**SET PROBLEM:** Leave out any pictures and transcribe all other data below exactly.

*****

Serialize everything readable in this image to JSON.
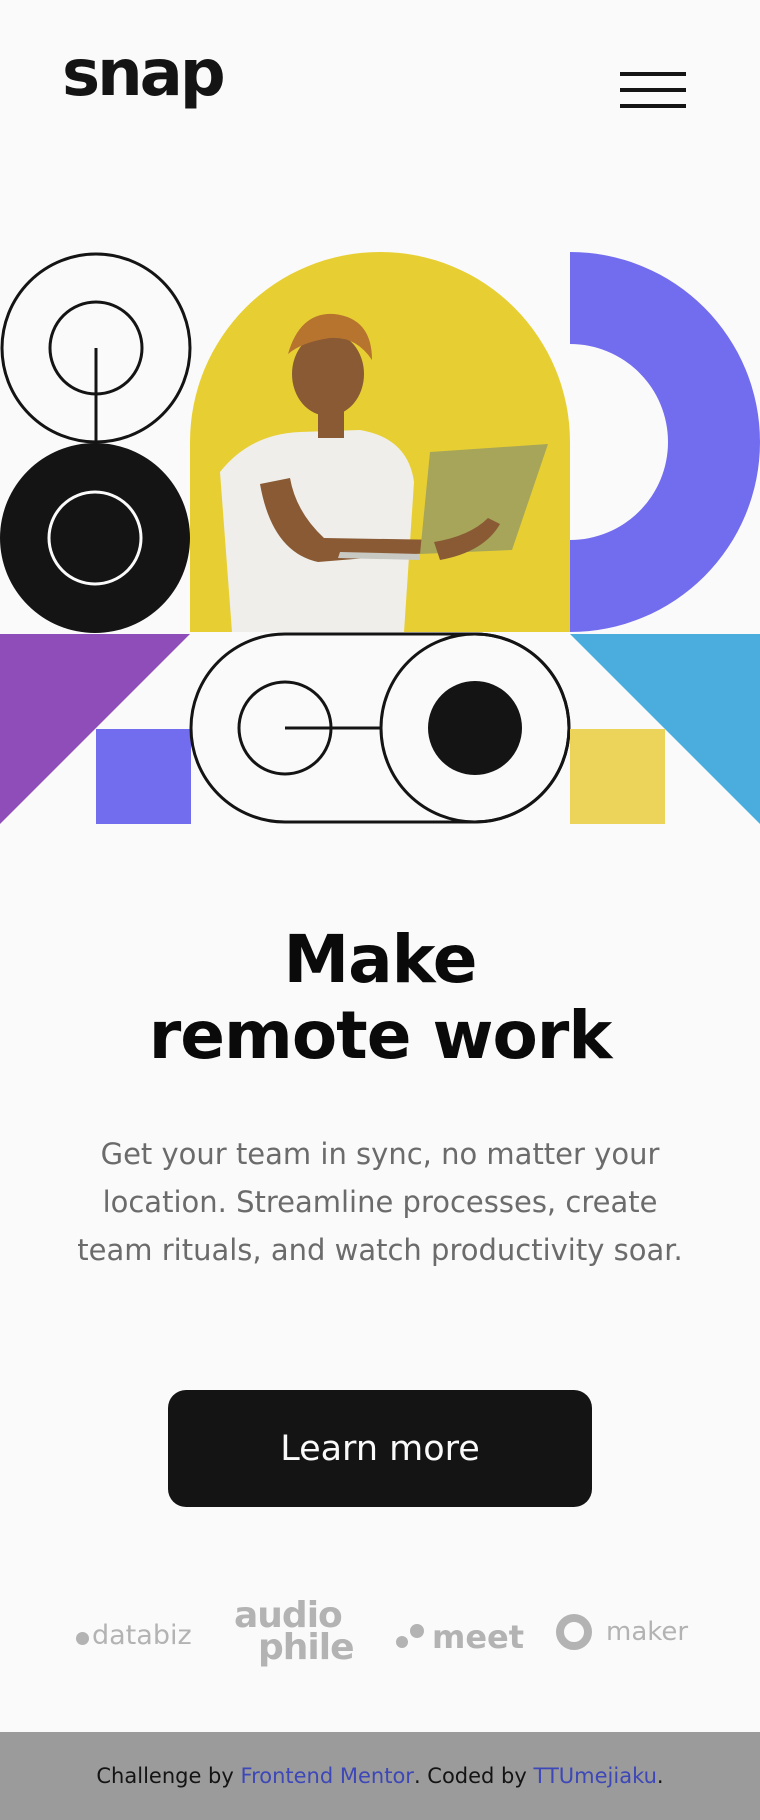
{
  "header": {
    "logo": "snap",
    "menu_icon": "hamburger-menu-icon"
  },
  "hero": {
    "image_description_icon": "hero-illustration",
    "colors": {
      "yellow": "#e7cf33",
      "violet": "#726cee",
      "purple": "#8e4db8",
      "sky_blue": "#4badde",
      "light_yellow": "#ecd45a",
      "dark": "#141414"
    }
  },
  "main": {
    "headline_line1": "Make",
    "headline_line2": "remote work",
    "description": "Get your team in sync, no matter your location. Streamline processes, create team rituals, and watch productivity soar.",
    "cta_label": "Learn more"
  },
  "clients": {
    "databiz": "databiz",
    "audiophile_line1": "audio",
    "audiophile_line2": "phile",
    "meet": "meet",
    "maker": "maker"
  },
  "footer": {
    "prefix": "Challenge by ",
    "link1": "Frontend Mentor",
    "middle": ". Coded by ",
    "link2": "TTUmejiaku",
    "suffix": "."
  }
}
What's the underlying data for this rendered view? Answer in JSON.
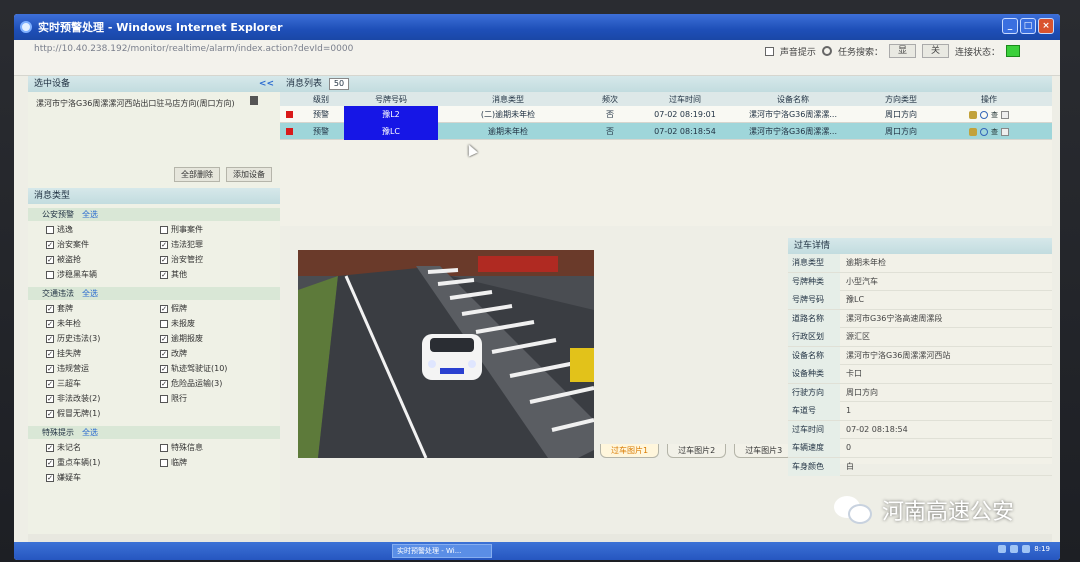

*****

**SOLUTION FOR THIS PROBLEM:**
Serialize everything readable in this image to JSON.
{
  "header": {
    "logo": "snap",
    "menu_icon": "hamburger-menu-icon"
  },
  "hero": {
    "image_description_icon": "hero-illustration",
    "colors": {
      "yellow": "#e7cf33",
      "violet": "#726cee",
      "purple": "#8e4db8",
      "sky_blue": "#4badde",
      "light_yellow": "#ecd45a",
      "dark": "#141414"
    }
  },
  "main": {
    "headline_line1": "Make",
    "headline_line2": "remote work",
    "description": "Get your team in sync, no matter your location. Streamline processes, create team rituals, and watch productivity soar.",
    "cta_label": "Learn more"
  },
  "clients": {
    "databiz": "databiz",
    "audiophile_line1": "audio",
    "audiophile_line2": "phile",
    "meet": "meet",
    "maker": "maker"
  },
  "footer": {
    "prefix": "Challenge by ",
    "link1": "Frontend Mentor",
    "middle": ". Coded by ",
    "link2": "TTUmejiaku",
    "suffix": "."
  }
}
What's the underlying data for this rendered view? Answer in JSON.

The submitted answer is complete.